What you are asked to do - Write the records out again, precisely as they stand.
[start of Records to process]
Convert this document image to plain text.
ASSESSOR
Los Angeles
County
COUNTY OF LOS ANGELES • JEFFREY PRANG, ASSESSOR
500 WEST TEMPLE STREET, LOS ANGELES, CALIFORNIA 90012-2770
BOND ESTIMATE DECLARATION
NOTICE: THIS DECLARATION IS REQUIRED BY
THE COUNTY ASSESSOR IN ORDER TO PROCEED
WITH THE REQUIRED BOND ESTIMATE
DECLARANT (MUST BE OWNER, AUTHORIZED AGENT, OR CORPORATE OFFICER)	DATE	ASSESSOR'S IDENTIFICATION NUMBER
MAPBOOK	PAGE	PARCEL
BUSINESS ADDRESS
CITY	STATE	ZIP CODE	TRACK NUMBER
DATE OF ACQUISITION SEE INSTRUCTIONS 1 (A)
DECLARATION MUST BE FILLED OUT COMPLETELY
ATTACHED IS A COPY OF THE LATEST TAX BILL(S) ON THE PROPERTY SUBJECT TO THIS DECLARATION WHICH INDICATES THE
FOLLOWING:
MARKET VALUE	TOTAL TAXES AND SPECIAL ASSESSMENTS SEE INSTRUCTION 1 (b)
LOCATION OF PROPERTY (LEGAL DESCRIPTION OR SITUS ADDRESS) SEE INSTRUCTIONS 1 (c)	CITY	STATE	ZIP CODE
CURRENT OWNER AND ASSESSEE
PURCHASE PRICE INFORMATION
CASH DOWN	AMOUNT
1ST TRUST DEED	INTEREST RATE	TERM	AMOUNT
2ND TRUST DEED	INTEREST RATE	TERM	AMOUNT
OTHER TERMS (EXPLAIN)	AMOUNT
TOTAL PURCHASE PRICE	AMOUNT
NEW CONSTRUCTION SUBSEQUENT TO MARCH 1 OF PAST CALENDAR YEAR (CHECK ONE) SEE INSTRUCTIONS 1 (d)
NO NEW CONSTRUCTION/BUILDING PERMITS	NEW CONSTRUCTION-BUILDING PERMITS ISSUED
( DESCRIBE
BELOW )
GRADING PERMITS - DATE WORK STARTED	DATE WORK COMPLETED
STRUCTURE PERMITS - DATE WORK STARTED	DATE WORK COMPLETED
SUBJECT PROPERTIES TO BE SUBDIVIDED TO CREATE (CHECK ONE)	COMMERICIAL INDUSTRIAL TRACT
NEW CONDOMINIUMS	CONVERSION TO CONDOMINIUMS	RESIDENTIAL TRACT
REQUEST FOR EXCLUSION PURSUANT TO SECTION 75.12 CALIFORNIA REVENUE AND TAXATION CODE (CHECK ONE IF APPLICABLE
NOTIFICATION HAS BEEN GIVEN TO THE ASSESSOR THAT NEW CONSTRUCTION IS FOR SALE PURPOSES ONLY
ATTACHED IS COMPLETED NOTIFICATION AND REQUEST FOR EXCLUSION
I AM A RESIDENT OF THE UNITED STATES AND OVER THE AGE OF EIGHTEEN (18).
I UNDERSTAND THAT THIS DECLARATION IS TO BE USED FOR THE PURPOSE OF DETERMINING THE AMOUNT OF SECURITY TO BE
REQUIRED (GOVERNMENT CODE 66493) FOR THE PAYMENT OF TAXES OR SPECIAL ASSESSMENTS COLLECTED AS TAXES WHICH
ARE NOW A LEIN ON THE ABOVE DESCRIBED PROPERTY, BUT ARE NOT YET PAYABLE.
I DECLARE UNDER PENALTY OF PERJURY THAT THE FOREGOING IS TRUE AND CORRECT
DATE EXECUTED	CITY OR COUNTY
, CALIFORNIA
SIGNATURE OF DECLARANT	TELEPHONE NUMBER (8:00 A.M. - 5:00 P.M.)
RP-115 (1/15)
[end of Records to process]
Final answer -
Convert this document image to plain text.
ASSESSOR
Los Angeles
County
COUNTY OF LOS ANGELES • JEFFREY PRANG, ASSESSOR
500 WEST TEMPLE STREET, LOS ANGELES, CALIFORNIA 90012-2770
BOND ESTIMATE DECLARATION
NOTICE: THIS DECLARATION IS REQUIRED BY
THE COUNTY ASSESSOR IN ORDER TO PROCEED
WITH THE REQUIRED BOND ESTIMATE
DECLARANT (MUST BE OWNER, AUTHORIZED AGENT, OR CORPORATE OFFICER)	DATE	ASSESSOR'S IDENTIFICATION NUMBER
MAPBOOK	PAGE	PARCEL
BUSINESS ADDRESS
CITY	STATE	ZIP CODE	TRACK NUMBER
DATE OF ACQUISITION SEE INSTRUCTIONS 1 (A)
DECLARATION MUST BE FILLED OUT COMPLETELY
ATTACHED IS A COPY OF THE LATEST TAX BILL(S) ON THE PROPERTY SUBJECT TO THIS DECLARATION WHICH INDICATES THE
FOLLOWING:
MARKET VALUE	TOTAL TAXES AND SPECIAL ASSESSMENTS SEE INSTRUCTION 1 (b)
LOCATION OF PROPERTY (LEGAL DESCRIPTION OR SITUS ADDRESS) SEE INSTRUCTIONS 1 (c)	CITY	STATE	ZIP CODE
CURRENT OWNER AND ASSESSEE
PURCHASE PRICE INFORMATION
CASH DOWN	AMOUNT
1ST TRUST DEED	INTEREST RATE	TERM	AMOUNT
2ND TRUST DEED	INTEREST RATE	TERM	AMOUNT
OTHER TERMS (EXPLAIN)	AMOUNT
TOTAL PURCHASE PRICE	AMOUNT
NEW CONSTRUCTION SUBSEQUENT TO MARCH 1 OF PAST CALENDAR YEAR (CHECK ONE) SEE INSTRUCTIONS 1 (d)
NO NEW CONSTRUCTION/BUILDING PERMITS	NEW CONSTRUCTION-BUILDING PERMITS ISSUED
( DESCRIBE
BELOW )
GRADING PERMITS - DATE WORK STARTED	DATE WORK COMPLETED
STRUCTURE PERMITS - DATE WORK STARTED	DATE WORK COMPLETED
SUBJECT PROPERTIES TO BE SUBDIVIDED TO CREATE (CHECK ONE)	COMMERICIAL INDUSTRIAL TRACT
NEW CONDOMINIUMS	CONVERSION TO CONDOMINIUMS	RESIDENTIAL TRACT
REQUEST FOR EXCLUSION PURSUANT TO SECTION 75.12 CALIFORNIA REVENUE AND TAXATION CODE (CHECK ONE IF APPLICABLE
NOTIFICATION HAS BEEN GIVEN TO THE ASSESSOR THAT NEW CONSTRUCTION IS FOR SALE PURPOSES ONLY
ATTACHED IS COMPLETED NOTIFICATION AND REQUEST FOR EXCLUSION
I AM A RESIDENT OF THE UNITED STATES AND OVER THE AGE OF EIGHTEEN (18).
I UNDERSTAND THAT THIS DECLARATION IS TO BE USED FOR THE PURPOSE OF DETERMINING THE AMOUNT OF SECURITY TO BE
REQUIRED (GOVERNMENT CODE 66493) FOR THE PAYMENT OF TAXES OR SPECIAL ASSESSMENTS COLLECTED AS TAXES WHICH
ARE NOW A LEIN ON THE ABOVE DESCRIBED PROPERTY, BUT ARE NOT YET PAYABLE.
I DECLARE UNDER PENALTY OF PERJURY THAT THE FOREGOING IS TRUE AND CORRECT
DATE EXECUTED	CITY OR COUNTY
, CALIFORNIA
SIGNATURE OF DECLARANT	TELEPHONE NUMBER (8:00 A.M. - 5:00 P.M.)
RP-115 (1/15)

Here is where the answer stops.